TASK REQUIREMENTS.
With the images removed, repeat the data below exactly.

MATERIAL FOR THE TASK.
======

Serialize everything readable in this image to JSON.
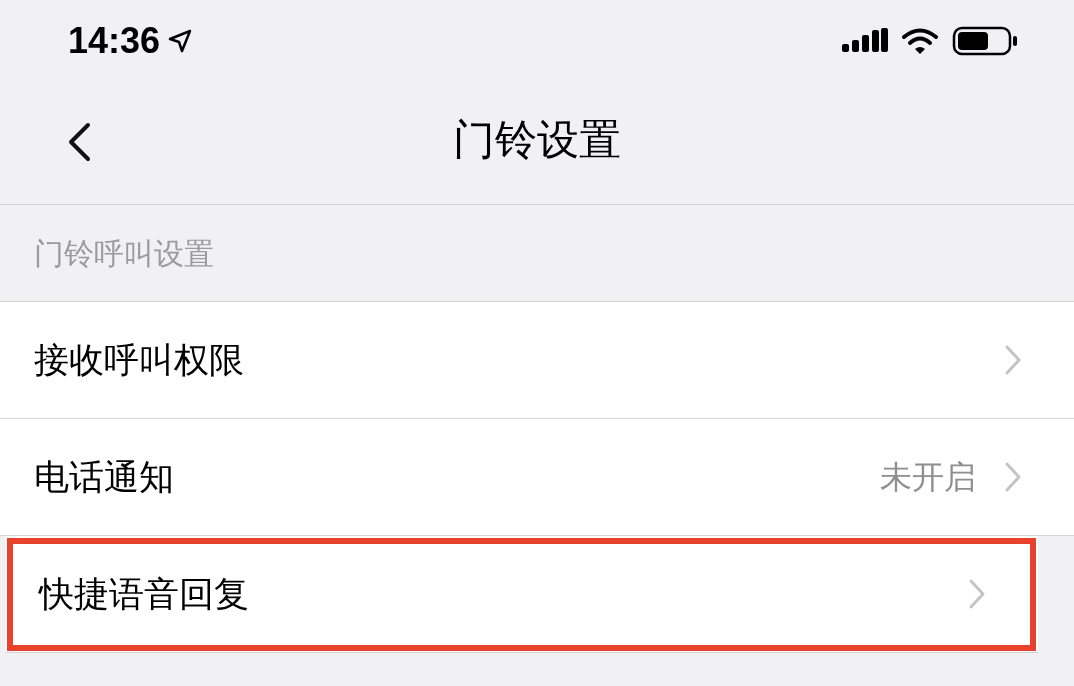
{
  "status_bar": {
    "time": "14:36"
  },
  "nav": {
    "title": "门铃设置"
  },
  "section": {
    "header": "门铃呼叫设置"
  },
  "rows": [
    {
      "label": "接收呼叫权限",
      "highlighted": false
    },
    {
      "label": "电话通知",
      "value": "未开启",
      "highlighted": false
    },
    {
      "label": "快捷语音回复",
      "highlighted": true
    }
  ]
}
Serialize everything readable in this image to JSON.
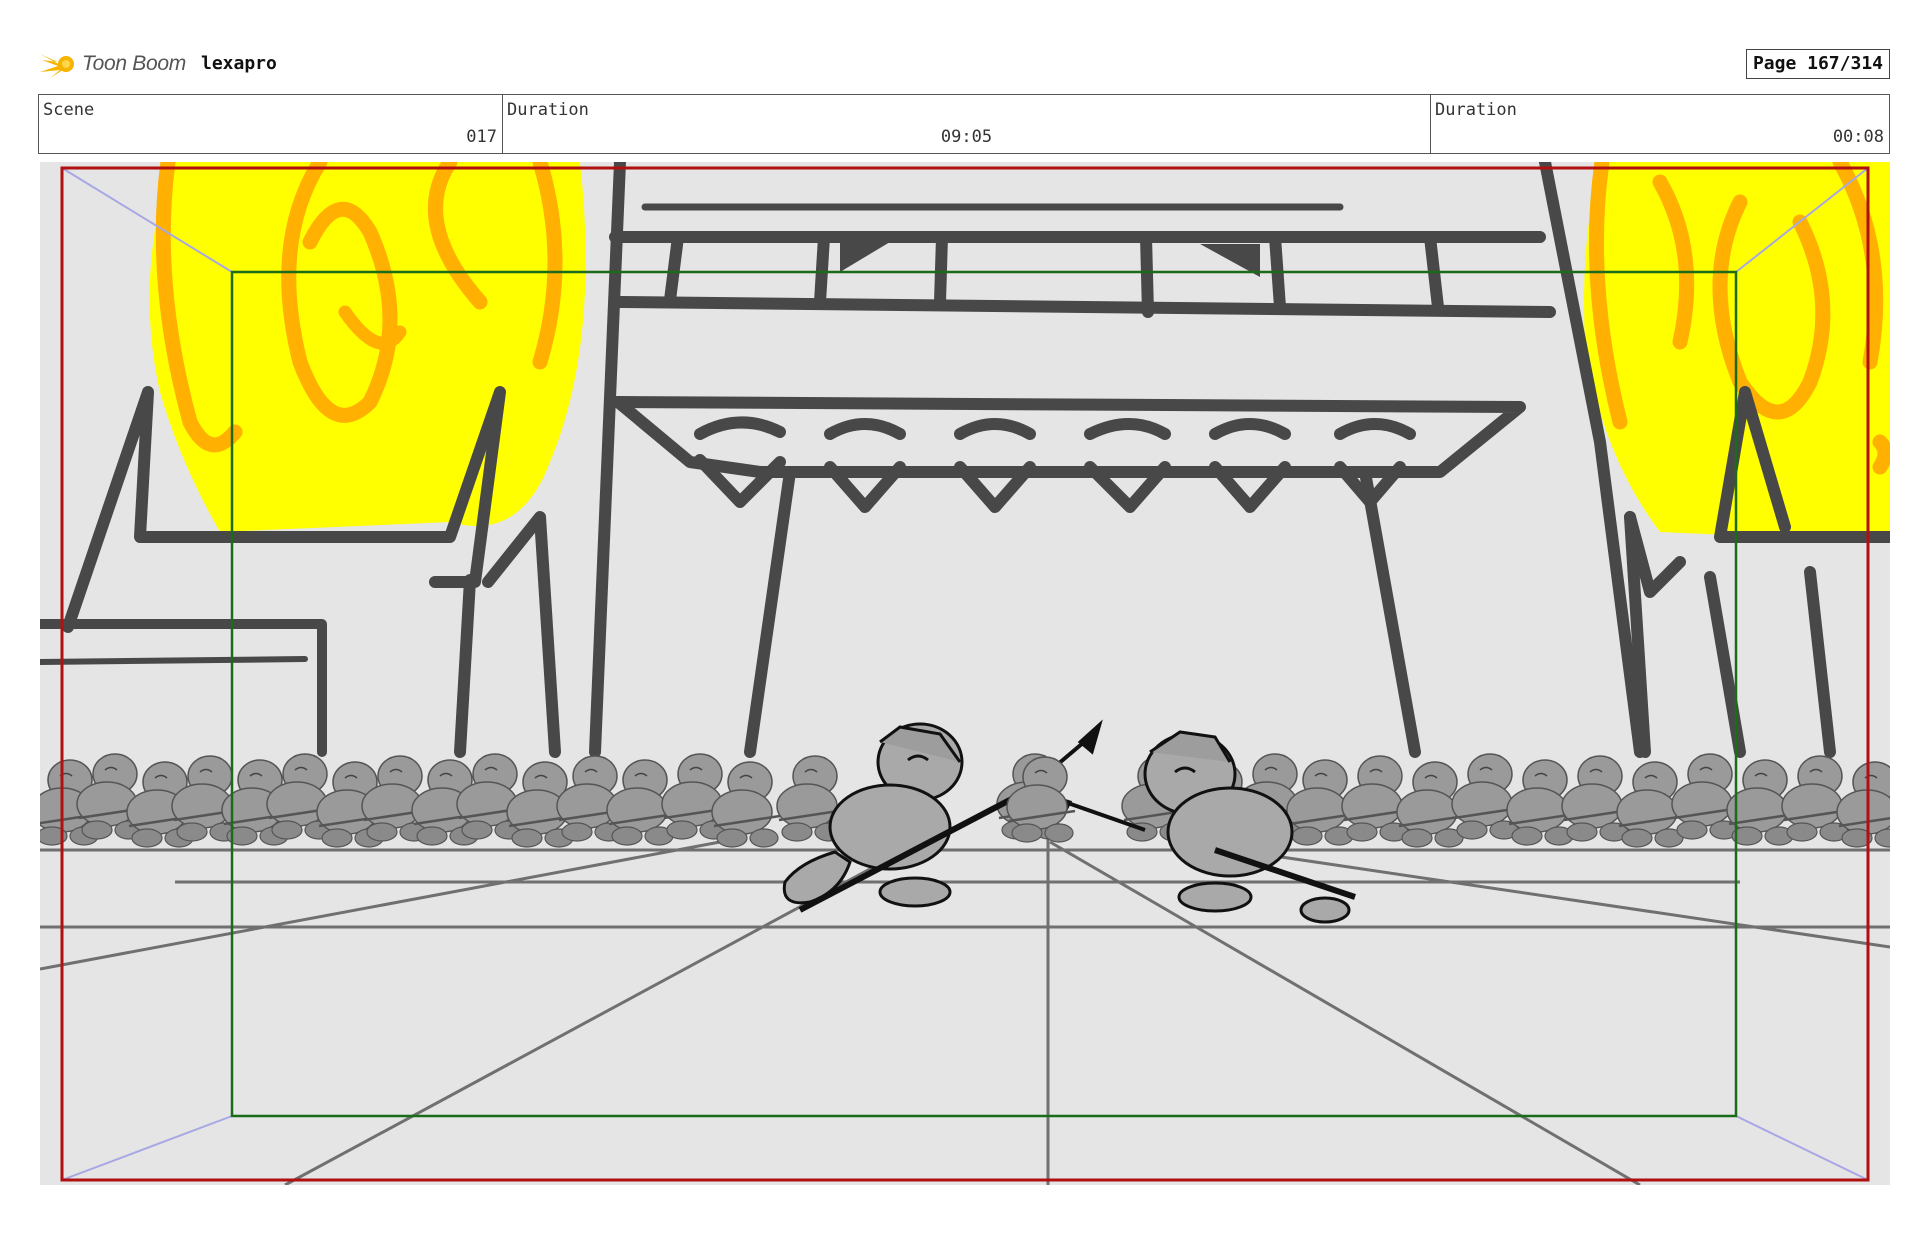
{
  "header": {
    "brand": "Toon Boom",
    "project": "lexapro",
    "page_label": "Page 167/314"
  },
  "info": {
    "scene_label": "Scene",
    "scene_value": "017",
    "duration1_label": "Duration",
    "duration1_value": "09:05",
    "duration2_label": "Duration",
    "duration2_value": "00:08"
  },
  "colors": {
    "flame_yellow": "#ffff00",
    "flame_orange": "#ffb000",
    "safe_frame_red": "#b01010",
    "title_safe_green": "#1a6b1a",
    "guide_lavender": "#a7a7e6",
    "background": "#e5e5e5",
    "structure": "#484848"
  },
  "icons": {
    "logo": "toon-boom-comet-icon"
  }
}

======

ANSWER IN FULL.
Serialize everything readable in this image to JSON.
{
  "status_bar": {
    "time": "14:36"
  },
  "nav": {
    "title": "门铃设置"
  },
  "section": {
    "header": "门铃呼叫设置"
  },
  "rows": [
    {
      "label": "接收呼叫权限",
      "highlighted": false
    },
    {
      "label": "电话通知",
      "value": "未开启",
      "highlighted": false
    },
    {
      "label": "快捷语音回复",
      "highlighted": true
    }
  ]
}
Serialize everything readable in this image to JSON.
{
  "header": {
    "brand": "Toon Boom",
    "project": "lexapro",
    "page_label": "Page 167/314"
  },
  "info": {
    "scene_label": "Scene",
    "scene_value": "017",
    "duration1_label": "Duration",
    "duration1_value": "09:05",
    "duration2_label": "Duration",
    "duration2_value": "00:08"
  },
  "colors": {
    "flame_yellow": "#ffff00",
    "flame_orange": "#ffb000",
    "safe_frame_red": "#b01010",
    "title_safe_green": "#1a6b1a",
    "guide_lavender": "#a7a7e6",
    "background": "#e5e5e5",
    "structure": "#484848"
  },
  "icons": {
    "logo": "toon-boom-comet-icon"
  }
}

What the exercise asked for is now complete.